* _WRITTEN TASK_
Separate out the lines that hold "likes".
___ DATA SECTION
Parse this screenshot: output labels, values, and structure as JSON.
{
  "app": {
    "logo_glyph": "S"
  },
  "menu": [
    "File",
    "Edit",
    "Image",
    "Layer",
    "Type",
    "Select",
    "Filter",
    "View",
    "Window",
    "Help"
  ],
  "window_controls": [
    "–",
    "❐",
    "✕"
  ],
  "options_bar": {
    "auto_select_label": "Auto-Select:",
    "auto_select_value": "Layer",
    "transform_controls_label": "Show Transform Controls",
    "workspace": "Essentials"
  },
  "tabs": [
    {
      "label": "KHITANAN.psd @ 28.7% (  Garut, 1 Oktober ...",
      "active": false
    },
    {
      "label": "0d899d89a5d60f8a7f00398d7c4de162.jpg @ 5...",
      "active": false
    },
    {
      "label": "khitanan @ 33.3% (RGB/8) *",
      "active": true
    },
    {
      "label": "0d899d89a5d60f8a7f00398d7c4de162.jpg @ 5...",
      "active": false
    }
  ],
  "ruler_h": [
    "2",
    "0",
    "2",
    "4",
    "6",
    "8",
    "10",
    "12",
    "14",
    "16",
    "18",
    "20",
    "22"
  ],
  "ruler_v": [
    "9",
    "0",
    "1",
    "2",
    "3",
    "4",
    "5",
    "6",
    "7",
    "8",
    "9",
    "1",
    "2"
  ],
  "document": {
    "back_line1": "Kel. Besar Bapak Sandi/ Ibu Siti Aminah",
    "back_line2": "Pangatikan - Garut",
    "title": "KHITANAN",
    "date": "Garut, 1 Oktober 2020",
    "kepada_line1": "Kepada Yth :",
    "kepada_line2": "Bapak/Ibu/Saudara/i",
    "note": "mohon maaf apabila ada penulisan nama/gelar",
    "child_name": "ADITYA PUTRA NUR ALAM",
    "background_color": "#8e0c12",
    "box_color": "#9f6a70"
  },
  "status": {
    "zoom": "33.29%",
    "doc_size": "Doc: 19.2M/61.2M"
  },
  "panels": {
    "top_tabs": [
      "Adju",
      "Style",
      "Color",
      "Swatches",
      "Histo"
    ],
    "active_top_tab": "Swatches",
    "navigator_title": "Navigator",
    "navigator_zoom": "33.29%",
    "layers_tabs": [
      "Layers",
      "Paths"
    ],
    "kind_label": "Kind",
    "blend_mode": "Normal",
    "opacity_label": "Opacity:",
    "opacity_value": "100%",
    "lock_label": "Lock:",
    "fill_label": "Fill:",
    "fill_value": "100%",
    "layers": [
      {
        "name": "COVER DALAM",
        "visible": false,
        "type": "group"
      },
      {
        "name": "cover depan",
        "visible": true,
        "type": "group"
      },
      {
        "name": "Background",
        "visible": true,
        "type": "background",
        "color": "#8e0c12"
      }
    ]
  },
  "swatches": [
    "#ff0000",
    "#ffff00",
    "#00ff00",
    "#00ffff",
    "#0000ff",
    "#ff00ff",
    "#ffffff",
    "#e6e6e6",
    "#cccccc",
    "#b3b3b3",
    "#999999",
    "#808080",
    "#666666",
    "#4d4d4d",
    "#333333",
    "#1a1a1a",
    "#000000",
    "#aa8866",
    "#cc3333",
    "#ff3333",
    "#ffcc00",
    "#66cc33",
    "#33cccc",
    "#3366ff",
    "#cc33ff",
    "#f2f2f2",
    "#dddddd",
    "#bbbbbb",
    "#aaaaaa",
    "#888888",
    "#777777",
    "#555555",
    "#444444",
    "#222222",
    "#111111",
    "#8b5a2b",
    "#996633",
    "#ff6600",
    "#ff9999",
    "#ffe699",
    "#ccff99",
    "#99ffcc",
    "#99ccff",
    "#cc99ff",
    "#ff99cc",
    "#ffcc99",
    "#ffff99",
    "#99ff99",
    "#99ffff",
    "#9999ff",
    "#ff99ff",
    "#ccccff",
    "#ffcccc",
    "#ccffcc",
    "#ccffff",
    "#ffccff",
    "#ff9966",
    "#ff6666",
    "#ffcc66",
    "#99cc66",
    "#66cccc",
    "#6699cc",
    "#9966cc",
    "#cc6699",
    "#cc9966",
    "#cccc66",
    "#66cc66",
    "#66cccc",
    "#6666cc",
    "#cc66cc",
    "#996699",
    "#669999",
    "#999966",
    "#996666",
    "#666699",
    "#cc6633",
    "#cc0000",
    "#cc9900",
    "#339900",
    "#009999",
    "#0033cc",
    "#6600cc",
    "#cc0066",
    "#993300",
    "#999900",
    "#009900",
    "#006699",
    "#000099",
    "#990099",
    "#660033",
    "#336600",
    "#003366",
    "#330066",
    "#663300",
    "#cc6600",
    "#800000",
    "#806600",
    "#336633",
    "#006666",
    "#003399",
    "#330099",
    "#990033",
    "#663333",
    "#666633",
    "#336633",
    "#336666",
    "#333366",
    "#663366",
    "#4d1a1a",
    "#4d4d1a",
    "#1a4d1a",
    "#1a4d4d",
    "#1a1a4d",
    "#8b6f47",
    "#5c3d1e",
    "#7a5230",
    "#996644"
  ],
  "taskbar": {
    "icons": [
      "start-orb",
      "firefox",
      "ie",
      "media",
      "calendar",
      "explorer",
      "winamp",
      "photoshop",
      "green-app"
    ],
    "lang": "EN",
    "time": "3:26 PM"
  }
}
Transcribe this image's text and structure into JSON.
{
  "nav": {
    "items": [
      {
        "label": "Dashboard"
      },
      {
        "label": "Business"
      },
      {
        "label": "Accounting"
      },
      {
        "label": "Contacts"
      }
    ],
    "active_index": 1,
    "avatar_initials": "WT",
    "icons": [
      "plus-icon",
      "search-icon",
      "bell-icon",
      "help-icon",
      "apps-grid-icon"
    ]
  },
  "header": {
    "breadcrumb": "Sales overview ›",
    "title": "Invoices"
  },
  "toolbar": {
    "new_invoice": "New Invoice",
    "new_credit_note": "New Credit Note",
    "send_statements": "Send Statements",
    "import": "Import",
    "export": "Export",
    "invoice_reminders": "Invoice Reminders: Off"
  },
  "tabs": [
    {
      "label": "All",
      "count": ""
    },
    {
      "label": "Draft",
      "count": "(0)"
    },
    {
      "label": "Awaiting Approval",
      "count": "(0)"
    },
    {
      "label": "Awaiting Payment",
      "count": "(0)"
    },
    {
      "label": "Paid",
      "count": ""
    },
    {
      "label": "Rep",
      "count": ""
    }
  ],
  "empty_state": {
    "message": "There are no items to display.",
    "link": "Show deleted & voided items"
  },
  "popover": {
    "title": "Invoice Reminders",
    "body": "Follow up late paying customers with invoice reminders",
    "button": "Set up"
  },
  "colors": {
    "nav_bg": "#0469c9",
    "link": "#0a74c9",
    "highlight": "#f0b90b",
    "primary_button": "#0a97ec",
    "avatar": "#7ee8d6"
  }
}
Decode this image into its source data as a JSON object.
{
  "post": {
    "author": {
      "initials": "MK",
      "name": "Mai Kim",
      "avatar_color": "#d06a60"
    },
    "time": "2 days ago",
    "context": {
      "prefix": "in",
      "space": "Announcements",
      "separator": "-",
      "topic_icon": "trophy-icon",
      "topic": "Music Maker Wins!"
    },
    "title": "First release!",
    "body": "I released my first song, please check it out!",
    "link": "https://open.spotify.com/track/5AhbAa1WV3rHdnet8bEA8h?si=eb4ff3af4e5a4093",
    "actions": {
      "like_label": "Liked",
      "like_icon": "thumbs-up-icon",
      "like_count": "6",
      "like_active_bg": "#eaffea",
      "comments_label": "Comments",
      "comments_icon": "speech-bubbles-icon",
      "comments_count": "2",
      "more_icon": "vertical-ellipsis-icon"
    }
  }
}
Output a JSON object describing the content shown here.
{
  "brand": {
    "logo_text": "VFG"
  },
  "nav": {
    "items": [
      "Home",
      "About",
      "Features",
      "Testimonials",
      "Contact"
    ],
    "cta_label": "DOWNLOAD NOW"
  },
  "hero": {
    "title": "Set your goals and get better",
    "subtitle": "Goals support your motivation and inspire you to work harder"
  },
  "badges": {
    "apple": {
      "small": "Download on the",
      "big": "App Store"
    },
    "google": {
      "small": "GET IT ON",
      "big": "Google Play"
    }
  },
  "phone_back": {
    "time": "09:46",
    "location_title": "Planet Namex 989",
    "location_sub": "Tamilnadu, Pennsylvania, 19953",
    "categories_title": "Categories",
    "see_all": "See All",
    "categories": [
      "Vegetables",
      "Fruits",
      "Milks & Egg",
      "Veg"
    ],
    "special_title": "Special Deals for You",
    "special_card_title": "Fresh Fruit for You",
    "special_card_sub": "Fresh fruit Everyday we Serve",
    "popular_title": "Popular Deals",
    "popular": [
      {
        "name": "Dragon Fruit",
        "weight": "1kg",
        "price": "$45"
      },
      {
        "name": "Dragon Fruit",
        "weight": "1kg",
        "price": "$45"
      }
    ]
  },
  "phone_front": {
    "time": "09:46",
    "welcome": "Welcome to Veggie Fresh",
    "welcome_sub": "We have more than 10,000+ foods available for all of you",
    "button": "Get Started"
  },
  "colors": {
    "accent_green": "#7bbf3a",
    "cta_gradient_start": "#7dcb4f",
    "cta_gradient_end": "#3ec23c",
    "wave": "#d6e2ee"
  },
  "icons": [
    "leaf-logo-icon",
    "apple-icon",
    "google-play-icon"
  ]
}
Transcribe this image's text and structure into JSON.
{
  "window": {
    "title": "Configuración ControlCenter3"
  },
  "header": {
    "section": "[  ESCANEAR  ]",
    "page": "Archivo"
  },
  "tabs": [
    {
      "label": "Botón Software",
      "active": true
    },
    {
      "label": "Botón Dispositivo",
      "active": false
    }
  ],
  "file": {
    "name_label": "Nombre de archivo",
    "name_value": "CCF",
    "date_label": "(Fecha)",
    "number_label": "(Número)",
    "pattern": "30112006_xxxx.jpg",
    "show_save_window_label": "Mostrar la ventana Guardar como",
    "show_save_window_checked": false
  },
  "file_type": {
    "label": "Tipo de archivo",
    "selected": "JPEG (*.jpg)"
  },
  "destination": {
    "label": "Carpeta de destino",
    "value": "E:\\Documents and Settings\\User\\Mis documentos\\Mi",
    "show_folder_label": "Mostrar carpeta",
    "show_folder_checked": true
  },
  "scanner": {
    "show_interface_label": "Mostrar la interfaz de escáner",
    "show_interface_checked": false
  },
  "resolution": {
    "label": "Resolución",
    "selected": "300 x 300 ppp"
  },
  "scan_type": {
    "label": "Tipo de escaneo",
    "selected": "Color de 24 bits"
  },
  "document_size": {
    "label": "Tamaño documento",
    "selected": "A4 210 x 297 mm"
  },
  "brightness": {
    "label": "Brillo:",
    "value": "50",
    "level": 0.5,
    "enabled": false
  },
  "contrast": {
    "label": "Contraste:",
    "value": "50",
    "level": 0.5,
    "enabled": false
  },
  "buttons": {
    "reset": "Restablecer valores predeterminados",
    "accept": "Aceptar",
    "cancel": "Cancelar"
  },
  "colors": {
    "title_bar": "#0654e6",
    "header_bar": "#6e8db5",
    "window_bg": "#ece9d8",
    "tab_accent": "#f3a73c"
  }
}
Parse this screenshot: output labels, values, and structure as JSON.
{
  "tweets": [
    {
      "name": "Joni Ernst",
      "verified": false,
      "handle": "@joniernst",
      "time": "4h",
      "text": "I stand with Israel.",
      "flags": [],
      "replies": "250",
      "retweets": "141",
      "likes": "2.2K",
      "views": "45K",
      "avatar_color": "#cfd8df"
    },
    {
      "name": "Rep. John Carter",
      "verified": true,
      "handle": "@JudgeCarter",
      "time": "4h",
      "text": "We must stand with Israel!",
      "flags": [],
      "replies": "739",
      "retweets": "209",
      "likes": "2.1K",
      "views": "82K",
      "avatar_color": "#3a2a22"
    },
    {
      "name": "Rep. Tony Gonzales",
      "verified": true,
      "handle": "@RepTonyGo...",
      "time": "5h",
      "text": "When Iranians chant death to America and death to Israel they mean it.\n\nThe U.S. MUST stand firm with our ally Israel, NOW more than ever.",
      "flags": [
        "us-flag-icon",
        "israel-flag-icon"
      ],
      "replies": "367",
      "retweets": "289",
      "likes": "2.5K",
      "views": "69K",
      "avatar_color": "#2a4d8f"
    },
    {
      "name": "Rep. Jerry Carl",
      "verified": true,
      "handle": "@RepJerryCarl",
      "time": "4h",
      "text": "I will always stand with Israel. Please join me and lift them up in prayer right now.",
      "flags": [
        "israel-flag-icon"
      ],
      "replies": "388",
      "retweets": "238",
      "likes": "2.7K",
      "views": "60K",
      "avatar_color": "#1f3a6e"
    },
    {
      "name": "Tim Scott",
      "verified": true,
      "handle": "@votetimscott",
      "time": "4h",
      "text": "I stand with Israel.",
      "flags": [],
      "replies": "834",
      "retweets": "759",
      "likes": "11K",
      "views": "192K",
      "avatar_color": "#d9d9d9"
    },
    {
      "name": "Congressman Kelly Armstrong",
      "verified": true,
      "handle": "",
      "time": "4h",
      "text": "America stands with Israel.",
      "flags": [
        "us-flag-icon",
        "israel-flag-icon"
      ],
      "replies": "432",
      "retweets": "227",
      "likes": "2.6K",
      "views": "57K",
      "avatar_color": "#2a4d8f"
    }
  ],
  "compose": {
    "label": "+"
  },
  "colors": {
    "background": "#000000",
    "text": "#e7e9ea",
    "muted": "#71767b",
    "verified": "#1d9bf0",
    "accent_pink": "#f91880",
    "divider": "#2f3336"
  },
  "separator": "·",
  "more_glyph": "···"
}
______
* _SOLUTION FOR THIS EXERCISE_
      "likes": "2.2K",
      "likes": "2.1K",
      "likes": "2.5K",
      "likes": "2.7K",
      "likes": "11K",
      "likes": "2.6K",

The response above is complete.